Extracted data entries:

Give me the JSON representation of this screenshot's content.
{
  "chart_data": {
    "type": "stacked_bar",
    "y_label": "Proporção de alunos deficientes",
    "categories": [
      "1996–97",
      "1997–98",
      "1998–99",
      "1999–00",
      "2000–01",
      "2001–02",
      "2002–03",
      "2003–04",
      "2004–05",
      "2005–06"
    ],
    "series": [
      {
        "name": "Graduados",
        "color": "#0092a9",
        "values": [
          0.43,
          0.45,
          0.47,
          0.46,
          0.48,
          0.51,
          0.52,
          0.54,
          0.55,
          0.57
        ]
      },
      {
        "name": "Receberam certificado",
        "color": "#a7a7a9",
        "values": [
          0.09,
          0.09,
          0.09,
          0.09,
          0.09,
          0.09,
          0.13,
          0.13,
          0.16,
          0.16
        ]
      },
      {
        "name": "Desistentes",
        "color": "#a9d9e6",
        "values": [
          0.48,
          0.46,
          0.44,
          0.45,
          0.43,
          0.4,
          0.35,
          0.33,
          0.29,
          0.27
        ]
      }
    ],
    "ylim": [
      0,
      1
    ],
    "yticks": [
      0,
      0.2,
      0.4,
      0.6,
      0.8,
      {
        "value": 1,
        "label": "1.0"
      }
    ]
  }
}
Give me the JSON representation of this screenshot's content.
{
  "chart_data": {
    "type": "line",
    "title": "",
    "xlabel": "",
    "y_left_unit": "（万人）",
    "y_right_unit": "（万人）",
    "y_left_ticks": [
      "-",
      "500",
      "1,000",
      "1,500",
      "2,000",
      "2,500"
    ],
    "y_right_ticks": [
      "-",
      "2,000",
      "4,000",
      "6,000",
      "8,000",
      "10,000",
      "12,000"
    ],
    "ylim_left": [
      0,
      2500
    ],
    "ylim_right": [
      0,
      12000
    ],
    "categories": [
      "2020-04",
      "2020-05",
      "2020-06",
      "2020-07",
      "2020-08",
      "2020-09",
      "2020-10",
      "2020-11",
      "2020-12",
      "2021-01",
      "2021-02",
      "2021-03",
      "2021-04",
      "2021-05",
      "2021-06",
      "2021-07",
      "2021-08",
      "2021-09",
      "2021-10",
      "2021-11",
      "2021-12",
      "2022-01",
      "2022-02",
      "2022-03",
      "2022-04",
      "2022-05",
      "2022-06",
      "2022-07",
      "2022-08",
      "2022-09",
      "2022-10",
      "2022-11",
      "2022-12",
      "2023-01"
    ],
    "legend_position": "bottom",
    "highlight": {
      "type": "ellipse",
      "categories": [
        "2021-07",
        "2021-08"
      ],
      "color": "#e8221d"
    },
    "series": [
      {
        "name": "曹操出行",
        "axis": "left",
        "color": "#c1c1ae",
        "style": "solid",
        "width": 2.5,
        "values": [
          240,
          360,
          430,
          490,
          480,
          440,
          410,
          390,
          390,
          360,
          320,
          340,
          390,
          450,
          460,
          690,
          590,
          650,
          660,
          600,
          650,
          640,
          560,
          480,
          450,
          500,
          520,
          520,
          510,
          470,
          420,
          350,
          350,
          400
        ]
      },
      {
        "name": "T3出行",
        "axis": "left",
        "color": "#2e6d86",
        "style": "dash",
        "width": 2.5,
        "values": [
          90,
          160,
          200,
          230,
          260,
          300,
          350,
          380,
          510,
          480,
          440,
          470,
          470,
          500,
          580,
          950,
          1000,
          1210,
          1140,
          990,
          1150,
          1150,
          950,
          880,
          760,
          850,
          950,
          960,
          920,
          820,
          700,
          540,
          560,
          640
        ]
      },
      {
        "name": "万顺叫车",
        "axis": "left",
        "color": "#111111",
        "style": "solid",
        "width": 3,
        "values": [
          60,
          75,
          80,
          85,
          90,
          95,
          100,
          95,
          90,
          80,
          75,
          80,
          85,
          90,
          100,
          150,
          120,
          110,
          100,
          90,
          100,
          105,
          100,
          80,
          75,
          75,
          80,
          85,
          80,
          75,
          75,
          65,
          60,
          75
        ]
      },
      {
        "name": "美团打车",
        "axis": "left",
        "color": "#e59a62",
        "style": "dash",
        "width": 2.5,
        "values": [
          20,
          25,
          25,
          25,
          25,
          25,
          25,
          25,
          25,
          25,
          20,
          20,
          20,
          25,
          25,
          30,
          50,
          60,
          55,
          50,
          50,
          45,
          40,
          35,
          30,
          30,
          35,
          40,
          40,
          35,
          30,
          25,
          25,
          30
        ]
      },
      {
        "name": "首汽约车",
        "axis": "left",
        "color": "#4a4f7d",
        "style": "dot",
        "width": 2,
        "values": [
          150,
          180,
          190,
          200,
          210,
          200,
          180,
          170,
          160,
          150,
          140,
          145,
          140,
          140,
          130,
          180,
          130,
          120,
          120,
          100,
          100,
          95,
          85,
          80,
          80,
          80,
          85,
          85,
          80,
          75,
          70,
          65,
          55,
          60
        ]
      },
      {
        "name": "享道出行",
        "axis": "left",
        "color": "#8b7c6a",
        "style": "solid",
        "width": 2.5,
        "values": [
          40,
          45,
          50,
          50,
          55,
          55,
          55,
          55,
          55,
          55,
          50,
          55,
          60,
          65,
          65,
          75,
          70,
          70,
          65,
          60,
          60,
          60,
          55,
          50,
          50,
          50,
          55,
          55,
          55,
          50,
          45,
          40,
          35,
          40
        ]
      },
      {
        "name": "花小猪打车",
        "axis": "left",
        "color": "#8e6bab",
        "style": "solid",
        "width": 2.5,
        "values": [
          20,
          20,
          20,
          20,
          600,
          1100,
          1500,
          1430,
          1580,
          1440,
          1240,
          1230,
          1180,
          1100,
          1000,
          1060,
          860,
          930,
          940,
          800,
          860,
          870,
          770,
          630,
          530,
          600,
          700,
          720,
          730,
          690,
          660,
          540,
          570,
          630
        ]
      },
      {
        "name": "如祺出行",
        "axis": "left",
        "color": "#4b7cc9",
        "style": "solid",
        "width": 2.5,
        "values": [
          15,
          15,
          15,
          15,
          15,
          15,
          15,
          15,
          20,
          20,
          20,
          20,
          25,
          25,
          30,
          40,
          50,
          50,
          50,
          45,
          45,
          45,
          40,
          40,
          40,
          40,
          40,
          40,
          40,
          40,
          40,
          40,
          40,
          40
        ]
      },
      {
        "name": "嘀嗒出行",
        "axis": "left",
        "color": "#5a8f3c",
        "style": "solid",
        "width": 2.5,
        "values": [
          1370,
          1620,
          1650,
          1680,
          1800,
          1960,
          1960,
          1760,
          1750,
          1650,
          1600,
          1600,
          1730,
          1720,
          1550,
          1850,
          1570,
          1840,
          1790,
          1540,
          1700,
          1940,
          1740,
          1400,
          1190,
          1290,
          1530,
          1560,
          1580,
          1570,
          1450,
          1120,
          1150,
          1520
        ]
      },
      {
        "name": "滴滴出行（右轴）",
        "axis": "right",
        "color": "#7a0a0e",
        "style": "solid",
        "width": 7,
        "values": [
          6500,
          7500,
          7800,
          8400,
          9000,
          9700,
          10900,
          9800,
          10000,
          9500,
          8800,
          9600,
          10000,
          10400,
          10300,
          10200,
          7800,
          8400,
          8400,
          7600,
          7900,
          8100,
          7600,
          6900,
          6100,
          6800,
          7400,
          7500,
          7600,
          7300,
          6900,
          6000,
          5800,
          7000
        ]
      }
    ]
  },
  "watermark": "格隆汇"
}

**Written request:**
Quote each line of the listing above exactly.

**Solution for this exercise:**
Give me the JSON representation of this screenshot's content.
{
  "chart_data": {
    "type": "stacked_bar",
    "y_label": "Proporção de alunos deficientes",
    "categories": [
      "1996–97",
      "1997–98",
      "1998–99",
      "1999–00",
      "2000–01",
      "2001–02",
      "2002–03",
      "2003–04",
      "2004–05",
      "2005–06"
    ],
    "series": [
      {
        "name": "Graduados",
        "color": "#0092a9",
        "values": [
          0.43,
          0.45,
          0.47,
          0.46,
          0.48,
          0.51,
          0.52,
          0.54,
          0.55,
          0.57
        ]
      },
      {
        "name": "Receberam certificado",
        "color": "#a7a7a9",
        "values": [
          0.09,
          0.09,
          0.09,
          0.09,
          0.09,
          0.09,
          0.13,
          0.13,
          0.16,
          0.16
        ]
      },
      {
        "name": "Desistentes",
        "color": "#a9d9e6",
        "values": [
          0.48,
          0.46,
          0.44,
          0.45,
          0.43,
          0.4,
          0.35,
          0.33,
          0.29,
          0.27
        ]
      }
    ],
    "ylim": [
      0,
      1
    ],
    "yticks": [
      0,
      0.2,
      0.4,
      0.6,
      0.8,
      {
        "value": 1,
        "label": "1.0"
      }
    ]
  }
}
Give me the JSON representation of this screenshot's content.
{
  "chart_data": {
    "type": "line",
    "title": "",
    "xlabel": "",
    "y_left_unit": "（万人）",
    "y_right_unit": "（万人）",
    "y_left_ticks": [
      "-",
      "500",
      "1,000",
      "1,500",
      "2,000",
      "2,500"
    ],
    "y_right_ticks": [
      "-",
      "2,000",
      "4,000",
      "6,000",
      "8,000",
      "10,000",
      "12,000"
    ],
    "ylim_left": [
      0,
      2500
    ],
    "ylim_right": [
      0,
      12000
    ],
    "categories": [
      "2020-04",
      "2020-05",
      "2020-06",
      "2020-07",
      "2020-08",
      "2020-09",
      "2020-10",
      "2020-11",
      "2020-12",
      "2021-01",
      "2021-02",
      "2021-03",
      "2021-04",
      "2021-05",
      "2021-06",
      "2021-07",
      "2021-08",
      "2021-09",
      "2021-10",
      "2021-11",
      "2021-12",
      "2022-01",
      "2022-02",
      "2022-03",
      "2022-04",
      "2022-05",
      "2022-06",
      "2022-07",
      "2022-08",
      "2022-09",
      "2022-10",
      "2022-11",
      "2022-12",
      "2023-01"
    ],
    "legend_position": "bottom",
    "highlight": {
      "type": "ellipse",
      "categories": [
        "2021-07",
        "2021-08"
      ],
      "color": "#e8221d"
    },
    "series": [
      {
        "name": "曹操出行",
        "axis": "left",
        "color": "#c1c1ae",
        "style": "solid",
        "width": 2.5,
        "values": [
          240,
          360,
          430,
          490,
          480,
          440,
          410,
          390,
          390,
          360,
          320,
          340,
          390,
          450,
          460,
          690,
          590,
          650,
          660,
          600,
          650,
          640,
          560,
          480,
          450,
          500,
          520,
          520,
          510,
          470,
          420,
          350,
          350,
          400
        ]
      },
      {
        "name": "T3出行",
        "axis": "left",
        "color": "#2e6d86",
        "style": "dash",
        "width": 2.5,
        "values": [
          90,
          160,
          200,
          230,
          260,
          300,
          350,
          380,
          510,
          480,
          440,
          470,
          470,
          500,
          580,
          950,
          1000,
          1210,
          1140,
          990,
          1150,
          1150,
          950,
          880,
          760,
          850,
          950,
          960,
          920,
          820,
          700,
          540,
          560,
          640
        ]
      },
      {
        "name": "万顺叫车",
        "axis": "left",
        "color": "#111111",
        "style": "solid",
        "width": 3,
        "values": [
          60,
          75,
          80,
          85,
          90,
          95,
          100,
          95,
          90,
          80,
          75,
          80,
          85,
          90,
          100,
          150,
          120,
          110,
          100,
          90,
          100,
          105,
          100,
          80,
          75,
          75,
          80,
          85,
          80,
          75,
          75,
          65,
          60,
          75
        ]
      },
      {
        "name": "美团打车",
        "axis": "left",
        "color": "#e59a62",
        "style": "dash",
        "width": 2.5,
        "values": [
          20,
          25,
          25,
          25,
          25,
          25,
          25,
          25,
          25,
          25,
          20,
          20,
          20,
          25,
          25,
          30,
          50,
          60,
          55,
          50,
          50,
          45,
          40,
          35,
          30,
          30,
          35,
          40,
          40,
          35,
          30,
          25,
          25,
          30
        ]
      },
      {
        "name": "首汽约车",
        "axis": "left",
        "color": "#4a4f7d",
        "style": "dot",
        "width": 2,
        "values": [
          150,
          180,
          190,
          200,
          210,
          200,
          180,
          170,
          160,
          150,
          140,
          145,
          140,
          140,
          130,
          180,
          130,
          120,
          120,
          100,
          100,
          95,
          85,
          80,
          80,
          80,
          85,
          85,
          80,
          75,
          70,
          65,
          55,
          60
        ]
      },
      {
        "name": "享道出行",
        "axis": "left",
        "color": "#8b7c6a",
        "style": "solid",
        "width": 2.5,
        "values": [
          40,
          45,
          50,
          50,
          55,
          55,
          55,
          55,
          55,
          55,
          50,
          55,
          60,
          65,
          65,
          75,
          70,
          70,
          65,
          60,
          60,
          60,
          55,
          50,
          50,
          50,
          55,
          55,
          55,
          50,
          45,
          40,
          35,
          40
        ]
      },
      {
        "name": "花小猪打车",
        "axis": "left",
        "color": "#8e6bab",
        "style": "solid",
        "width": 2.5,
        "values": [
          20,
          20,
          20,
          20,
          600,
          1100,
          1500,
          1430,
          1580,
          1440,
          1240,
          1230,
          1180,
          1100,
          1000,
          1060,
          860,
          930,
          940,
          800,
          860,
          870,
          770,
          630,
          530,
          600,
          700,
          720,
          730,
          690,
          660,
          540,
          570,
          630
        ]
      },
      {
        "name": "如祺出行",
        "axis": "left",
        "color": "#4b7cc9",
        "style": "solid",
        "width": 2.5,
        "values": [
          15,
          15,
          15,
          15,
          15,
          15,
          15,
          15,
          20,
          20,
          20,
          20,
          25,
          25,
          30,
          40,
          50,
          50,
          50,
          45,
          45,
          45,
          40,
          40,
          40,
          40,
          40,
          40,
          40,
          40,
          40,
          40,
          40,
          40
        ]
      },
      {
        "name": "嘀嗒出行",
        "axis": "left",
        "color": "#5a8f3c",
        "style": "solid",
        "width": 2.5,
        "values": [
          1370,
          1620,
          1650,
          1680,
          1800,
          1960,
          1960,
          1760,
          1750,
          1650,
          1600,
          1600,
          1730,
          1720,
          1550,
          1850,
          1570,
          1840,
          1790,
          1540,
          1700,
          1940,
          1740,
          1400,
          1190,
          1290,
          1530,
          1560,
          1580,
          1570,
          1450,
          1120,
          1150,
          1520
        ]
      },
      {
        "name": "滴滴出行（右轴）",
        "axis": "right",
        "color": "#7a0a0e",
        "style": "solid",
        "width": 7,
        "values": [
          6500,
          7500,
          7800,
          8400,
          9000,
          9700,
          10900,
          9800,
          10000,
          9500,
          8800,
          9600,
          10000,
          10400,
          10300,
          10200,
          7800,
          8400,
          8400,
          7600,
          7900,
          8100,
          7600,
          6900,
          6100,
          6800,
          7400,
          7500,
          7600,
          7300,
          6900,
          6000,
          5800,
          7000
        ]
      }
    ]
  },
  "watermark": "格隆汇"
}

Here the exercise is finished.